* Task directions
Write out, precisely and in full, each line of the material.

* Listed records
## Begin

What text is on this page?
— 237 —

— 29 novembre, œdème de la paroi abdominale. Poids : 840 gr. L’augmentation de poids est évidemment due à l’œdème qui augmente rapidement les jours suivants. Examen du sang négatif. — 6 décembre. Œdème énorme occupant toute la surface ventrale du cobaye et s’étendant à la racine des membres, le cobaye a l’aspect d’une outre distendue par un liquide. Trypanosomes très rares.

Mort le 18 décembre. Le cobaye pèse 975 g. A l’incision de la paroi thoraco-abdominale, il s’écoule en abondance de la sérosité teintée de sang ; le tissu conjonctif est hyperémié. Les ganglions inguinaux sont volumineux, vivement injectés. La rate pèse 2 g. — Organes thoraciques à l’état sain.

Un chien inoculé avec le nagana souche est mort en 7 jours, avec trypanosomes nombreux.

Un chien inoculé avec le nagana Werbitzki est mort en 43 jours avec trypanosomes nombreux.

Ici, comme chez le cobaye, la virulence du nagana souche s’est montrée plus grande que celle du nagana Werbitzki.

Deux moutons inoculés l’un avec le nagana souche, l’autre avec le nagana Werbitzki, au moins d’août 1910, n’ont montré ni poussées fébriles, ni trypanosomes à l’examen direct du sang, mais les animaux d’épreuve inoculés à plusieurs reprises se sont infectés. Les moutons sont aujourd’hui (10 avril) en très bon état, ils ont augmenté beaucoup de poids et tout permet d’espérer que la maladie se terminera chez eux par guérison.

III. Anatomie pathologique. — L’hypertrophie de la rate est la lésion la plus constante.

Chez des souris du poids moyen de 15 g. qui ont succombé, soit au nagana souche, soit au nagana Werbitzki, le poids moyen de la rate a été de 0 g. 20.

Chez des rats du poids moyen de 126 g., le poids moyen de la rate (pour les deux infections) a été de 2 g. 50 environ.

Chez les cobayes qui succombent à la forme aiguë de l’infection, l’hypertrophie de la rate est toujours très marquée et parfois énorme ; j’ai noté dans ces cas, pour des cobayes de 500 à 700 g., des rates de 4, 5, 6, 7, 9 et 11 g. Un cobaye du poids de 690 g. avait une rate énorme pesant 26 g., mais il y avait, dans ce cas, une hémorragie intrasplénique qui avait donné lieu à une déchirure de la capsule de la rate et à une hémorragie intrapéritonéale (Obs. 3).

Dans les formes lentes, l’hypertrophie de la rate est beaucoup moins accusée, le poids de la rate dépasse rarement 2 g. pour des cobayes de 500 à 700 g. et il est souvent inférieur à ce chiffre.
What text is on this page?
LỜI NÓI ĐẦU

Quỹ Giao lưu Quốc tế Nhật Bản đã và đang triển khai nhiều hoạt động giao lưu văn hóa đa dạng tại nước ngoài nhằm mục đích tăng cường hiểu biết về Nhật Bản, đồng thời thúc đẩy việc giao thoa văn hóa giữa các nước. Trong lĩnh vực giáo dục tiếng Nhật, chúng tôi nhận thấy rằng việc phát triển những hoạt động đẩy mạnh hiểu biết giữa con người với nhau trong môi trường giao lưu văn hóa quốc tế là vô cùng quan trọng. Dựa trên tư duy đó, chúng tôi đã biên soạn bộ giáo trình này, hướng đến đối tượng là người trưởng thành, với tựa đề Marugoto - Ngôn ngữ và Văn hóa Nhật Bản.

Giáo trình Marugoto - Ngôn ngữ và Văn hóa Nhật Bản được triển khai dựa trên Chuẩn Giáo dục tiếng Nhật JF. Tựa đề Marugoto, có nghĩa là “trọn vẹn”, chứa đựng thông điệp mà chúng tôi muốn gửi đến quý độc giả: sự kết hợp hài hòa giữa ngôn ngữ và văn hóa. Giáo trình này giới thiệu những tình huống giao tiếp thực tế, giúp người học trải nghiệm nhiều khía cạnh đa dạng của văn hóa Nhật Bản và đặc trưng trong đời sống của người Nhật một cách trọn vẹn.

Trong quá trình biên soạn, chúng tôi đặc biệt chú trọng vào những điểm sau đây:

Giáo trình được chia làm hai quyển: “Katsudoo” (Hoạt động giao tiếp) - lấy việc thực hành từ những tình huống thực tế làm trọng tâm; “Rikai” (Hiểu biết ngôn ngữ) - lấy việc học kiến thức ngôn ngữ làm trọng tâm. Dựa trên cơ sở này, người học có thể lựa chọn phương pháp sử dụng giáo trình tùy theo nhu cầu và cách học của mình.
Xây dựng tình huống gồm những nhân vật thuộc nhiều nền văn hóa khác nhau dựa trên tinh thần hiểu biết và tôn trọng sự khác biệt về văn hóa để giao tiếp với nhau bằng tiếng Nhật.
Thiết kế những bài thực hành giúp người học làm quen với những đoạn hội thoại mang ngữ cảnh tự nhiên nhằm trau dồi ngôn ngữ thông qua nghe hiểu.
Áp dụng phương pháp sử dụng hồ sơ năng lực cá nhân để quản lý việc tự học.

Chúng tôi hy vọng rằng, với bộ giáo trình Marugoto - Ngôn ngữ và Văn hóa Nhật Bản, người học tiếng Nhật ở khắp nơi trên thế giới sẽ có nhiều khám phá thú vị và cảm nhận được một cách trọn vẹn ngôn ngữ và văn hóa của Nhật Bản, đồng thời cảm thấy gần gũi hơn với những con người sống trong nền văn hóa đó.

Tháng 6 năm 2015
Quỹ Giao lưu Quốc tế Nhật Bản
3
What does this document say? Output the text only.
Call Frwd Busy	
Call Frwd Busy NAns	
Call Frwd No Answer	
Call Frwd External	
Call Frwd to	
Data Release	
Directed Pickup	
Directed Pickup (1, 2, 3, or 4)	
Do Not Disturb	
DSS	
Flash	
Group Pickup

## End

* Result
What text is on this page?
— 237 —

— 29 novembre, œdème de la paroi abdominale. Poids : 840 gr. L’augmentation de poids est évidemment due à l’œdème qui augmente rapidement les jours suivants. Examen du sang négatif. — 6 décembre. Œdème énorme occupant toute la surface ventrale du cobaye et s’étendant à la racine des membres, le cobaye a l’aspect d’une outre distendue par un liquide. Trypanosomes très rares.

Mort le 18 décembre. Le cobaye pèse 975 g. A l’incision de la paroi thoraco-abdominale, il s’écoule en abondance de la sérosité teintée de sang ; le tissu conjonctif est hyperémié. Les ganglions inguinaux sont volumineux, vivement injectés. La rate pèse 2 g. — Organes thoraciques à l’état sain.

Un chien inoculé avec le nagana souche est mort en 7 jours, avec trypanosomes nombreux.

Un chien inoculé avec le nagana Werbitzki est mort en 43 jours avec trypanosomes nombreux.

Ici, comme chez le cobaye, la virulence du nagana souche s’est montrée plus grande que celle du nagana Werbitzki.

Deux moutons inoculés l’un avec le nagana souche, l’autre avec le nagana Werbitzki, au moins d’août 1910, n’ont montré ni poussées fébriles, ni trypanosomes à l’examen direct du sang, mais les animaux d’épreuve inoculés à plusieurs reprises se sont infectés. Les moutons sont aujourd’hui (10 avril) en très bon état, ils ont augmenté beaucoup de poids et tout permet d’espérer que la maladie se terminera chez eux par guérison.

III. Anatomie pathologique. — L’hypertrophie de la rate est la lésion la plus constante.

Chez des souris du poids moyen de 15 g. qui ont succombé, soit au nagana souche, soit au nagana Werbitzki, le poids moyen de la rate a été de 0 g. 20.

Chez des rats du poids moyen de 126 g., le poids moyen de la rate (pour les deux infections) a été de 2 g. 50 environ.

Chez les cobayes qui succombent à la forme aiguë de l’infection, l’hypertrophie de la rate est toujours très marquée et parfois énorme ; j’ai noté dans ces cas, pour des cobayes de 500 à 700 g., des rates de 4, 5, 6, 7, 9 et 11 g. Un cobaye du poids de 690 g. avait une rate énorme pesant 26 g., mais il y avait, dans ce cas, une hémorragie intrasplénique qui avait donné lieu à une déchirure de la capsule de la rate et à une hémorragie intrapéritonéale (Obs. 3).

Dans les formes lentes, l’hypertrophie de la rate est beaucoup moins accusée, le poids de la rate dépasse rarement 2 g. pour des cobayes de 500 à 700 g. et il est souvent inférieur à ce chiffre.
What text is on this page?
LỜI NÓI ĐẦU

Quỹ Giao lưu Quốc tế Nhật Bản đã và đang triển khai nhiều hoạt động giao lưu văn hóa đa dạng tại nước ngoài nhằm mục đích tăng cường hiểu biết về Nhật Bản, đồng thời thúc đẩy việc giao thoa văn hóa giữa các nước. Trong lĩnh vực giáo dục tiếng Nhật, chúng tôi nhận thấy rằng việc phát triển những hoạt động đẩy mạnh hiểu biết giữa con người với nhau trong môi trường giao lưu văn hóa quốc tế là vô cùng quan trọng. Dựa trên tư duy đó, chúng tôi đã biên soạn bộ giáo trình này, hướng đến đối tượng là người trưởng thành, với tựa đề Marugoto - Ngôn ngữ và Văn hóa Nhật Bản.

Giáo trình Marugoto - Ngôn ngữ và Văn hóa Nhật Bản được triển khai dựa trên Chuẩn Giáo dục tiếng Nhật JF. Tựa đề Marugoto, có nghĩa là “trọn vẹn”, chứa đựng thông điệp mà chúng tôi muốn gửi đến quý độc giả: sự kết hợp hài hòa giữa ngôn ngữ và văn hóa. Giáo trình này giới thiệu những tình huống giao tiếp thực tế, giúp người học trải nghiệm nhiều khía cạnh đa dạng của văn hóa Nhật Bản và đặc trưng trong đời sống của người Nhật một cách trọn vẹn.

Trong quá trình biên soạn, chúng tôi đặc biệt chú trọng vào những điểm sau đây:

Giáo trình được chia làm hai quyển: “Katsudoo” (Hoạt động giao tiếp) - lấy việc thực hành từ những tình huống thực tế làm trọng tâm; “Rikai” (Hiểu biết ngôn ngữ) - lấy việc học kiến thức ngôn ngữ làm trọng tâm. Dựa trên cơ sở này, người học có thể lựa chọn phương pháp sử dụng giáo trình tùy theo nhu cầu và cách học của mình.
Xây dựng tình huống gồm những nhân vật thuộc nhiều nền văn hóa khác nhau dựa trên tinh thần hiểu biết và tôn trọng sự khác biệt về văn hóa để giao tiếp với nhau bằng tiếng Nhật.
Thiết kế những bài thực hành giúp người học làm quen với những đoạn hội thoại mang ngữ cảnh tự nhiên nhằm trau dồi ngôn ngữ thông qua nghe hiểu.
Áp dụng phương pháp sử dụng hồ sơ năng lực cá nhân để quản lý việc tự học.

Chúng tôi hy vọng rằng, với bộ giáo trình Marugoto - Ngôn ngữ và Văn hóa Nhật Bản, người học tiếng Nhật ở khắp nơi trên thế giới sẽ có nhiều khám phá thú vị và cảm nhận được một cách trọn vẹn ngôn ngữ và văn hóa của Nhật Bản, đồng thời cảm thấy gần gũi hơn với những con người sống trong nền văn hóa đó.

Tháng 6 năm 2015
Quỹ Giao lưu Quốc tế Nhật Bản
3
What does this document say? Output the text only.
Call Frwd Busy	
Call Frwd Busy NAns	
Call Frwd No Answer	
Call Frwd External	
Call Frwd to	
Data Release	
Directed Pickup	
Directed Pickup (1, 2, 3, or 4)	
Do Not Disturb	
DSS	
Flash	
Group Pickup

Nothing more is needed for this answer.